EXTRACTED ENTRIES -
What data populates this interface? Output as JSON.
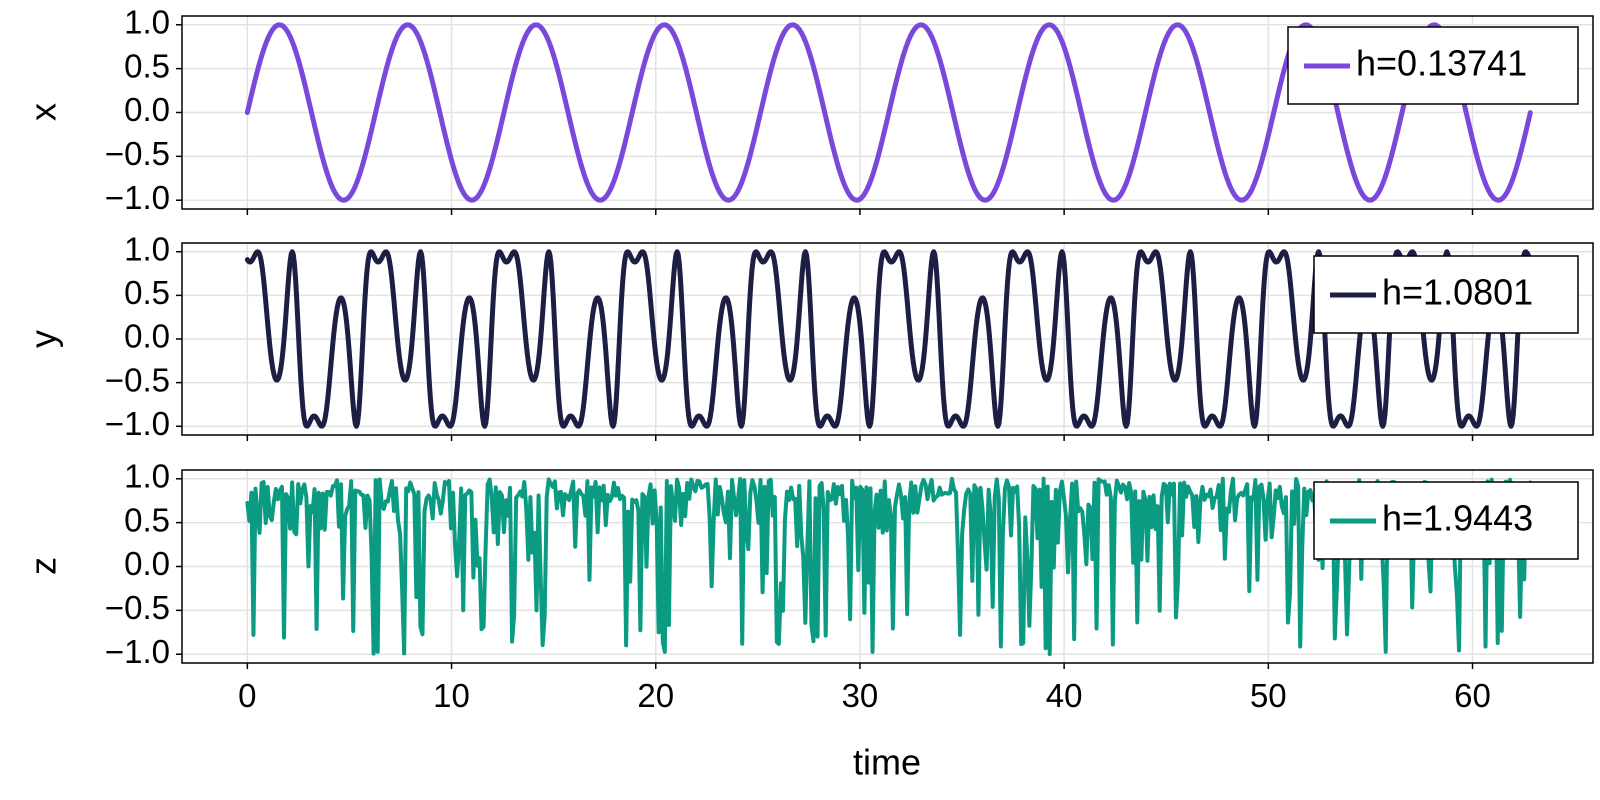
{
  "chart_data": [
    {
      "type": "line",
      "panel": "x",
      "ylabel": "x",
      "xlabel": "",
      "xlim": [
        -3.2,
        65.9
      ],
      "ylim": [
        -1.1,
        1.1
      ],
      "xticks": [
        0,
        10,
        20,
        30,
        40,
        50,
        60
      ],
      "yticks": [
        1.0,
        0.5,
        0.0,
        -0.5,
        -1.0
      ],
      "ytick_labels": [
        "1.0",
        "0.5",
        "0.0",
        "−0.5",
        "−1.0"
      ],
      "series": [
        {
          "name": "h=0.13741",
          "color": "#7a49dc",
          "x_range": [
            0,
            62.83
          ],
          "points": 600,
          "function": "sin(t)"
        }
      ],
      "legend": {
        "entries": [
          "h=0.13741"
        ],
        "position": "top-right"
      }
    },
    {
      "type": "line",
      "panel": "y",
      "ylabel": "y",
      "xlabel": "",
      "xlim": [
        -3.2,
        65.9
      ],
      "ylim": [
        -1.1,
        1.1
      ],
      "xticks": [
        0,
        10,
        20,
        30,
        40,
        50,
        60
      ],
      "yticks": [
        1.0,
        0.5,
        0.0,
        -0.5,
        -1.0
      ],
      "ytick_labels": [
        "1.0",
        "0.5",
        "0.0",
        "−0.5",
        "−1.0"
      ],
      "series": [
        {
          "name": "h=1.0801",
          "color": "#1c1f43",
          "x_range": [
            0,
            62.83
          ],
          "points": 1200,
          "function": "sin(t + 2cos(2t))"
        }
      ],
      "legend": {
        "entries": [
          "h=1.0801"
        ],
        "position": "top-right"
      }
    },
    {
      "type": "line",
      "panel": "z",
      "ylabel": "z",
      "xlabel": "time",
      "xlim": [
        -3.2,
        65.9
      ],
      "ylim": [
        -1.1,
        1.1
      ],
      "xticks": [
        0,
        10,
        20,
        30,
        40,
        50,
        60
      ],
      "xtick_labels": [
        "0",
        "10",
        "20",
        "30",
        "40",
        "50",
        "60"
      ],
      "yticks": [
        1.0,
        0.5,
        0.0,
        -0.5,
        -1.0
      ],
      "ytick_labels": [
        "1.0",
        "0.5",
        "0.0",
        "−0.5",
        "−1.0"
      ],
      "series": [
        {
          "name": "h=1.9443",
          "color": "#0b9a82",
          "x_range": [
            0,
            62.83
          ],
          "points": 630,
          "function": "noisy chaotic signal in [-1, 1]"
        }
      ],
      "legend": {
        "entries": [
          "h=1.9443"
        ],
        "position": "top-right"
      }
    }
  ]
}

THE EXERCISE - Look through the listing and extract every line with "color" in it.

EXPECTED ANSWER -
          "color": "#7a49dc",
          "color": "#1c1f43",
          "color": "#0b9a82",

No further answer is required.